What to work on
Copy each of the records below word for word, leaving the pictures out of your answer.

# START OF Task data

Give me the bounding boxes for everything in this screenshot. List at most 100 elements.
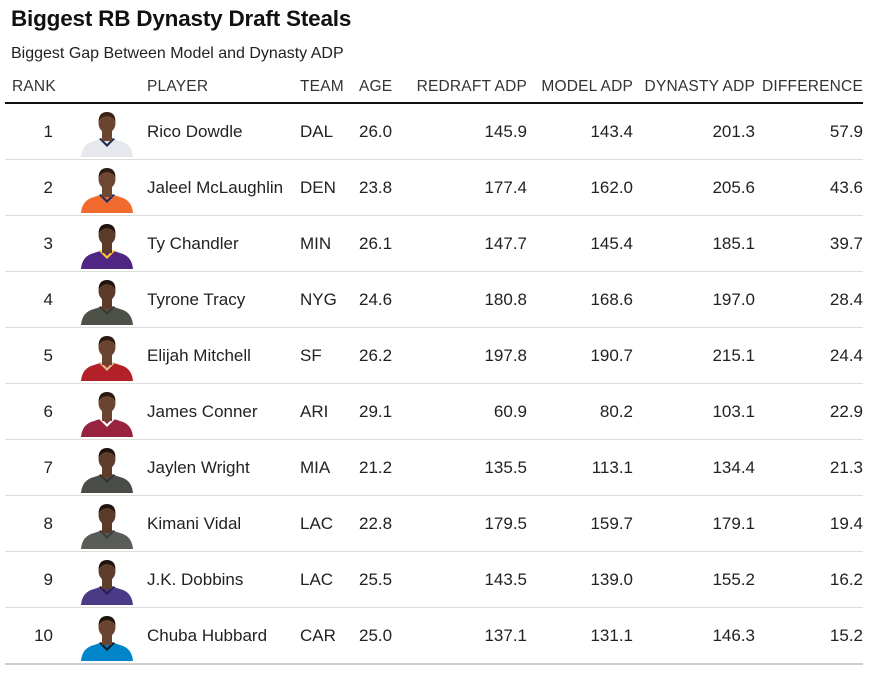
player-headshot-icon <box>81 335 133 381</box>
player-name-cell: Tyrone Tracy <box>147 271 300 328</box>
player-photo-cell <box>67 159 147 216</box>
player-name-cell: Elijah Mitchell <box>147 327 300 384</box>
rank-cell: 7 <box>5 439 67 496</box>
player-name-cell: J.K. Dobbins <box>147 551 300 608</box>
model-adp-cell: 159.7 <box>527 495 633 552</box>
model-adp-cell: 113.1 <box>527 439 633 496</box>
team-cell: LAC <box>300 495 357 552</box>
redraft-adp-cell: 60.9 <box>405 383 527 440</box>
team-cell: SF <box>300 327 357 384</box>
difference-cell: 28.4 <box>755 271 863 328</box>
header-dynasty-adp: DYNASTY ADP <box>633 72 755 104</box>
difference-cell: 15.2 <box>755 607 863 665</box>
table-row: 2 Jaleel McLaughlin DEN 23.8 177.4 162.0 205.6… <box>5 159 863 216</box>
rank-cell: 2 <box>5 159 67 216</box>
player-name-cell: Jaylen Wright <box>147 439 300 496</box>
player-photo-cell <box>67 607 147 665</box>
model-adp-cell: 168.6 <box>527 271 633 328</box>
model-adp-cell: 143.4 <box>527 103 633 160</box>
team-cell: CAR <box>300 607 357 665</box>
table-row: 8 Kimani Vidal LAC 22.8 179.5 159.7 179.1 19.4 <box>5 495 863 552</box>
difference-cell: 24.4 <box>755 327 863 384</box>
player-name-cell: Jaleel McLaughlin <box>147 159 300 216</box>
age-cell: 26.2 <box>357 327 405 384</box>
header-player: PLAYER <box>147 72 300 104</box>
table-row: 10 Chuba Hubbard CAR 25.0 137.1 131.1 146.3 15.… <box>5 607 863 665</box>
table-row: 7 Jaylen Wright MIA 21.2 135.5 113.1 134.4 21.3 <box>5 439 863 496</box>
rank-cell: 8 <box>5 495 67 552</box>
header-model-adp: MODEL ADP <box>527 72 633 104</box>
table-body: 1 Rico Dowdle DAL 26.0 145.9 143.4 201.3 57.9 2 J… <box>5 103 863 665</box>
table-row: 3 Ty Chandler MIN 26.1 147.7 145.4 185.1 39.7 <box>5 215 863 272</box>
age-cell: 26.0 <box>357 103 405 160</box>
rank-cell: 4 <box>5 271 67 328</box>
header-difference: DIFFERENCE <box>755 72 863 104</box>
table-row: 9 J.K. Dobbins LAC 25.5 143.5 139.0 155.2 16.2 <box>5 551 863 608</box>
dynasty-adp-cell: 201.3 <box>633 103 755 160</box>
age-cell: 24.6 <box>357 271 405 328</box>
redraft-adp-cell: 135.5 <box>405 439 527 496</box>
player-name-cell: Kimani Vidal <box>147 495 300 552</box>
dynasty-adp-cell: 103.1 <box>633 383 755 440</box>
player-photo-cell <box>67 439 147 496</box>
redraft-adp-cell: 179.5 <box>405 495 527 552</box>
player-headshot-icon <box>81 167 133 213</box>
chart-title: Biggest RB Dynasty Draft Steals <box>11 6 352 31</box>
difference-cell: 43.6 <box>755 159 863 216</box>
difference-cell: 16.2 <box>755 551 863 608</box>
age-cell: 25.5 <box>357 551 405 608</box>
player-photo-cell <box>67 495 147 552</box>
redraft-adp-cell: 147.7 <box>405 215 527 272</box>
difference-cell: 19.4 <box>755 495 863 552</box>
header-team: TEAM <box>300 72 357 104</box>
steals-table: RANK PLAYER TEAM AGE REDRAFT ADP MODEL A… <box>5 72 863 665</box>
difference-cell: 39.7 <box>755 215 863 272</box>
rank-cell: 9 <box>5 551 67 608</box>
team-cell: DEN <box>300 159 357 216</box>
dynasty-adp-cell: 146.3 <box>633 607 755 665</box>
team-cell: MIN <box>300 215 357 272</box>
player-photo-cell <box>67 383 147 440</box>
team-cell: NYG <box>300 271 357 328</box>
redraft-adp-cell: 180.8 <box>405 271 527 328</box>
table-row: 6 James Conner ARI 29.1 60.9 80.2 103.1 22.9 <box>5 383 863 440</box>
redraft-adp-cell: 177.4 <box>405 159 527 216</box>
dynasty-adp-cell: 134.4 <box>633 439 755 496</box>
player-headshot-icon <box>81 223 133 269</box>
header-row: RANK PLAYER TEAM AGE REDRAFT ADP MODEL A… <box>5 72 863 104</box>
age-cell: 22.8 <box>357 495 405 552</box>
header-rank: RANK <box>5 72 67 104</box>
rank-cell: 1 <box>5 103 67 160</box>
dynasty-adp-cell: 185.1 <box>633 215 755 272</box>
team-cell: DAL <box>300 103 357 160</box>
redraft-adp-cell: 145.9 <box>405 103 527 160</box>
player-headshot-icon <box>81 503 133 549</box>
player-name-cell: Rico Dowdle <box>147 103 300 160</box>
player-photo-cell <box>67 271 147 328</box>
model-adp-cell: 145.4 <box>527 215 633 272</box>
team-cell: ARI <box>300 383 357 440</box>
rank-cell: 3 <box>5 215 67 272</box>
difference-cell: 21.3 <box>755 439 863 496</box>
team-cell: MIA <box>300 439 357 496</box>
dynasty-adp-cell: 179.1 <box>633 495 755 552</box>
age-cell: 21.2 <box>357 439 405 496</box>
model-adp-cell: 131.1 <box>527 607 633 665</box>
header-photo <box>67 72 147 104</box>
model-adp-cell: 162.0 <box>527 159 633 216</box>
header-redraft-adp: REDRAFT ADP <box>405 72 527 104</box>
player-headshot-icon <box>81 279 133 325</box>
rank-cell: 6 <box>5 383 67 440</box>
dynasty-adp-cell: 197.0 <box>633 271 755 328</box>
player-name-cell: James Conner <box>147 383 300 440</box>
difference-cell: 57.9 <box>755 103 863 160</box>
player-photo-cell <box>67 551 147 608</box>
player-headshot-icon <box>81 447 133 493</box>
header-age: AGE <box>357 72 405 104</box>
age-cell: 29.1 <box>357 383 405 440</box>
model-adp-cell: 190.7 <box>527 327 633 384</box>
dynasty-adp-cell: 205.6 <box>633 159 755 216</box>
player-headshot-icon <box>81 559 133 605</box>
redraft-adp-cell: 137.1 <box>405 607 527 665</box>
player-name-cell: Ty Chandler <box>147 215 300 272</box>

# END OF Task data

Completed exercise
Give me the bounding boxes for everything in this screenshot. List at most 100 elements.
player-headshot-icon <box>81 335 133 381</box>
player-name-cell: Tyrone Tracy <box>147 271 300 328</box>
player-photo-cell <box>67 159 147 216</box>
player-name-cell: Elijah Mitchell <box>147 327 300 384</box>
rank-cell: 7 <box>5 439 67 496</box>
player-name-cell: J.K. Dobbins <box>147 551 300 608</box>
model-adp-cell: 159.7 <box>527 495 633 552</box>
model-adp-cell: 113.1 <box>527 439 633 496</box>
team-cell: LAC <box>300 495 357 552</box>
redraft-adp-cell: 60.9 <box>405 383 527 440</box>
team-cell: SF <box>300 327 357 384</box>
difference-cell: 28.4 <box>755 271 863 328</box>
header-dynasty-adp: DYNASTY ADP <box>633 72 755 104</box>
difference-cell: 15.2 <box>755 607 863 665</box>
table-row: 2 Jaleel McLaughlin DEN 23.8 177.4 162.0 205.6… <box>5 159 863 216</box>
rank-cell: 2 <box>5 159 67 216</box>
player-name-cell: Jaylen Wright <box>147 439 300 496</box>
player-photo-cell <box>67 607 147 665</box>
model-adp-cell: 168.6 <box>527 271 633 328</box>
model-adp-cell: 143.4 <box>527 103 633 160</box>
team-cell: CAR <box>300 607 357 665</box>
table-row: 8 Kimani Vidal LAC 22.8 179.5 159.7 179.1 19.4 <box>5 495 863 552</box>
difference-cell: 24.4 <box>755 327 863 384</box>
player-name-cell: Jaleel McLaughlin <box>147 159 300 216</box>
age-cell: 26.2 <box>357 327 405 384</box>
header-player: PLAYER <box>147 72 300 104</box>
table-row: 10 Chuba Hubbard CAR 25.0 137.1 131.1 146.3 15.… <box>5 607 863 665</box>
table-row: 7 Jaylen Wright MIA 21.2 135.5 113.1 134.4 21.3 <box>5 439 863 496</box>
rank-cell: 8 <box>5 495 67 552</box>
header-model-adp: MODEL ADP <box>527 72 633 104</box>
table-body: 1 Rico Dowdle DAL 26.0 145.9 143.4 201.3 57.9 2 J… <box>5 103 863 665</box>
table-row: 3 Ty Chandler MIN 26.1 147.7 145.4 185.1 39.7 <box>5 215 863 272</box>
age-cell: 26.0 <box>357 103 405 160</box>
rank-cell: 4 <box>5 271 67 328</box>
header-difference: DIFFERENCE <box>755 72 863 104</box>
table-row: 9 J.K. Dobbins LAC 25.5 143.5 139.0 155.2 16.2 <box>5 551 863 608</box>
dynasty-adp-cell: 201.3 <box>633 103 755 160</box>
age-cell: 24.6 <box>357 271 405 328</box>
redraft-adp-cell: 135.5 <box>405 439 527 496</box>
player-name-cell: Kimani Vidal <box>147 495 300 552</box>
dynasty-adp-cell: 103.1 <box>633 383 755 440</box>
player-photo-cell <box>67 439 147 496</box>
redraft-adp-cell: 179.5 <box>405 495 527 552</box>
player-headshot-icon <box>81 167 133 213</box>
chart-title: Biggest RB Dynasty Draft Steals <box>11 6 352 31</box>
difference-cell: 43.6 <box>755 159 863 216</box>
difference-cell: 16.2 <box>755 551 863 608</box>
age-cell: 25.5 <box>357 551 405 608</box>
player-photo-cell <box>67 495 147 552</box>
redraft-adp-cell: 147.7 <box>405 215 527 272</box>
difference-cell: 19.4 <box>755 495 863 552</box>
header-team: TEAM <box>300 72 357 104</box>
steals-table: RANK PLAYER TEAM AGE REDRAFT ADP MODEL A… <box>5 72 863 665</box>
difference-cell: 39.7 <box>755 215 863 272</box>
rank-cell: 9 <box>5 551 67 608</box>
team-cell: DEN <box>300 159 357 216</box>
dynasty-adp-cell: 146.3 <box>633 607 755 665</box>
team-cell: MIN <box>300 215 357 272</box>
player-photo-cell <box>67 383 147 440</box>
team-cell: NYG <box>300 271 357 328</box>
redraft-adp-cell: 180.8 <box>405 271 527 328</box>
table-row: 6 James Conner ARI 29.1 60.9 80.2 103.1 22.9 <box>5 383 863 440</box>
redraft-adp-cell: 177.4 <box>405 159 527 216</box>
dynasty-adp-cell: 134.4 <box>633 439 755 496</box>
player-headshot-icon <box>81 223 133 269</box>
header-row: RANK PLAYER TEAM AGE REDRAFT ADP MODEL A… <box>5 72 863 104</box>
age-cell: 22.8 <box>357 495 405 552</box>
header-rank: RANK <box>5 72 67 104</box>
rank-cell: 1 <box>5 103 67 160</box>
dynasty-adp-cell: 185.1 <box>633 215 755 272</box>
team-cell: DAL <box>300 103 357 160</box>
redraft-adp-cell: 145.9 <box>405 103 527 160</box>
player-headshot-icon <box>81 503 133 549</box>
player-name-cell: Rico Dowdle <box>147 103 300 160</box>
player-photo-cell <box>67 271 147 328</box>
model-adp-cell: 145.4 <box>527 215 633 272</box>
team-cell: ARI <box>300 383 357 440</box>
rank-cell: 3 <box>5 215 67 272</box>
difference-cell: 21.3 <box>755 439 863 496</box>
team-cell: MIA <box>300 439 357 496</box>
dynasty-adp-cell: 179.1 <box>633 495 755 552</box>
age-cell: 21.2 <box>357 439 405 496</box>
model-adp-cell: 131.1 <box>527 607 633 665</box>
header-photo <box>67 72 147 104</box>
model-adp-cell: 162.0 <box>527 159 633 216</box>
header-redraft-adp: REDRAFT ADP <box>405 72 527 104</box>
player-headshot-icon <box>81 279 133 325</box>
rank-cell: 6 <box>5 383 67 440</box>
dynasty-adp-cell: 197.0 <box>633 271 755 328</box>
player-name-cell: James Conner <box>147 383 300 440</box>
difference-cell: 57.9 <box>755 103 863 160</box>
player-photo-cell <box>67 551 147 608</box>
player-headshot-icon <box>81 447 133 493</box>
header-age: AGE <box>357 72 405 104</box>
age-cell: 29.1 <box>357 383 405 440</box>
model-adp-cell: 190.7 <box>527 327 633 384</box>
dynasty-adp-cell: 205.6 <box>633 159 755 216</box>
player-headshot-icon <box>81 559 133 605</box>
redraft-adp-cell: 137.1 <box>405 607 527 665</box>
player-name-cell: Ty Chandler <box>147 215 300 272</box>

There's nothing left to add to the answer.